**The request**
Repeat each line of the material exactly.

**Data for the task**
+--
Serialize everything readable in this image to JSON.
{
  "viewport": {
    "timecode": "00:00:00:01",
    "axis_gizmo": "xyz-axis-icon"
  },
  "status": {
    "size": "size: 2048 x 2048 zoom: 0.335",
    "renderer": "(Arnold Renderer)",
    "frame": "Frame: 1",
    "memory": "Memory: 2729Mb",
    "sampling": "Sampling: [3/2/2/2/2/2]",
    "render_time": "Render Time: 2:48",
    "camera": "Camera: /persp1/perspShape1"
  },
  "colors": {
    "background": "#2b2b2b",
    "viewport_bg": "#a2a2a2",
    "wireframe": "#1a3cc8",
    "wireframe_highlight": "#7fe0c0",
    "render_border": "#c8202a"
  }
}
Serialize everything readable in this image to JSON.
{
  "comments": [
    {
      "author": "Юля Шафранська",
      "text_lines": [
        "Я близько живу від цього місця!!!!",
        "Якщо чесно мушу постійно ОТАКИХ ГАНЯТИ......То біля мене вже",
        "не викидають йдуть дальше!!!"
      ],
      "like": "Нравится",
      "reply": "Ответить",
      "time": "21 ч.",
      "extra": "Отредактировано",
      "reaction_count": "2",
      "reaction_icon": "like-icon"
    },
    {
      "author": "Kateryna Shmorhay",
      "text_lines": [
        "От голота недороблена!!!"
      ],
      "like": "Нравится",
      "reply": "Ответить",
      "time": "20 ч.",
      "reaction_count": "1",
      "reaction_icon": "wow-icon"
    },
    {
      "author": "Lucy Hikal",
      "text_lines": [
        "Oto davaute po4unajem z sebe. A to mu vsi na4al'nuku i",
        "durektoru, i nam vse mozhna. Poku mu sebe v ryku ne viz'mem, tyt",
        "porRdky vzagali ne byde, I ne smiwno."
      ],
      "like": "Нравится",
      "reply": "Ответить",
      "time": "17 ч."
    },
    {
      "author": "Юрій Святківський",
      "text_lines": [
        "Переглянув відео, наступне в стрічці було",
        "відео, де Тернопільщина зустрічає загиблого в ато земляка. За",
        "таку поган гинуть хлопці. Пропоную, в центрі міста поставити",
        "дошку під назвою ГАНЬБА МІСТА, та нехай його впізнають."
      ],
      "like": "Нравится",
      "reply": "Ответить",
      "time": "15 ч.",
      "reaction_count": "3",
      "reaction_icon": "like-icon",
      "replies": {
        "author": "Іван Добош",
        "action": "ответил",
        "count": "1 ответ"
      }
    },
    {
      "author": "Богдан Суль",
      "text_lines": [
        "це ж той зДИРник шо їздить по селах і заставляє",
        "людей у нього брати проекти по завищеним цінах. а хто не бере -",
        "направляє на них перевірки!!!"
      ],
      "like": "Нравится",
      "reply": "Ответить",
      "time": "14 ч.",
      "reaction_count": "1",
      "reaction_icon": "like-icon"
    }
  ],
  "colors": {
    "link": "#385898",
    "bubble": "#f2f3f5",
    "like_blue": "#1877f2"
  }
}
+--
**Finished exercise**
Serialize everything readable in this image to JSON.
{
  "viewport": {
    "timecode": "00:00:00:01",
    "axis_gizmo": "xyz-axis-icon"
  },
  "status": {
    "size": "size: 2048 x 2048 zoom: 0.335",
    "renderer": "(Arnold Renderer)",
    "frame": "Frame: 1",
    "memory": "Memory: 2729Mb",
    "sampling": "Sampling: [3/2/2/2/2/2]",
    "render_time": "Render Time: 2:48",
    "camera": "Camera: /persp1/perspShape1"
  },
  "colors": {
    "background": "#2b2b2b",
    "viewport_bg": "#a2a2a2",
    "wireframe": "#1a3cc8",
    "wireframe_highlight": "#7fe0c0",
    "render_border": "#c8202a"
  }
}
Serialize everything readable in this image to JSON.
{
  "comments": [
    {
      "author": "Юля Шафранська",
      "text_lines": [
        "Я близько живу від цього місця!!!!",
        "Якщо чесно мушу постійно ОТАКИХ ГАНЯТИ......То біля мене вже",
        "не викидають йдуть дальше!!!"
      ],
      "like": "Нравится",
      "reply": "Ответить",
      "time": "21 ч.",
      "extra": "Отредактировано",
      "reaction_count": "2",
      "reaction_icon": "like-icon"
    },
    {
      "author": "Kateryna Shmorhay",
      "text_lines": [
        "От голота недороблена!!!"
      ],
      "like": "Нравится",
      "reply": "Ответить",
      "time": "20 ч.",
      "reaction_count": "1",
      "reaction_icon": "wow-icon"
    },
    {
      "author": "Lucy Hikal",
      "text_lines": [
        "Oto davaute po4unajem z sebe. A to mu vsi na4al'nuku i",
        "durektoru, i nam vse mozhna. Poku mu sebe v ryku ne viz'mem, tyt",
        "porRdky vzagali ne byde, I ne smiwno."
      ],
      "like": "Нравится",
      "reply": "Ответить",
      "time": "17 ч."
    },
    {
      "author": "Юрій Святківський",
      "text_lines": [
        "Переглянув відео, наступне в стрічці було",
        "відео, де Тернопільщина зустрічає загиблого в ато земляка. За",
        "таку поган гинуть хлопці. Пропоную, в центрі міста поставити",
        "дошку під назвою ГАНЬБА МІСТА, та нехай його впізнають."
      ],
      "like": "Нравится",
      "reply": "Ответить",
      "time": "15 ч.",
      "reaction_count": "3",
      "reaction_icon": "like-icon",
      "replies": {
        "author": "Іван Добош",
        "action": "ответил",
        "count": "1 ответ"
      }
    },
    {
      "author": "Богдан Суль",
      "text_lines": [
        "це ж той зДИРник шо їздить по селах і заставляє",
        "людей у нього брати проекти по завищеним цінах. а хто не бере -",
        "направляє на них перевірки!!!"
      ],
      "like": "Нравится",
      "reply": "Ответить",
      "time": "14 ч.",
      "reaction_count": "1",
      "reaction_icon": "like-icon"
    }
  ],
  "colors": {
    "link": "#385898",
    "bubble": "#f2f3f5",
    "like_blue": "#1877f2"
  }
}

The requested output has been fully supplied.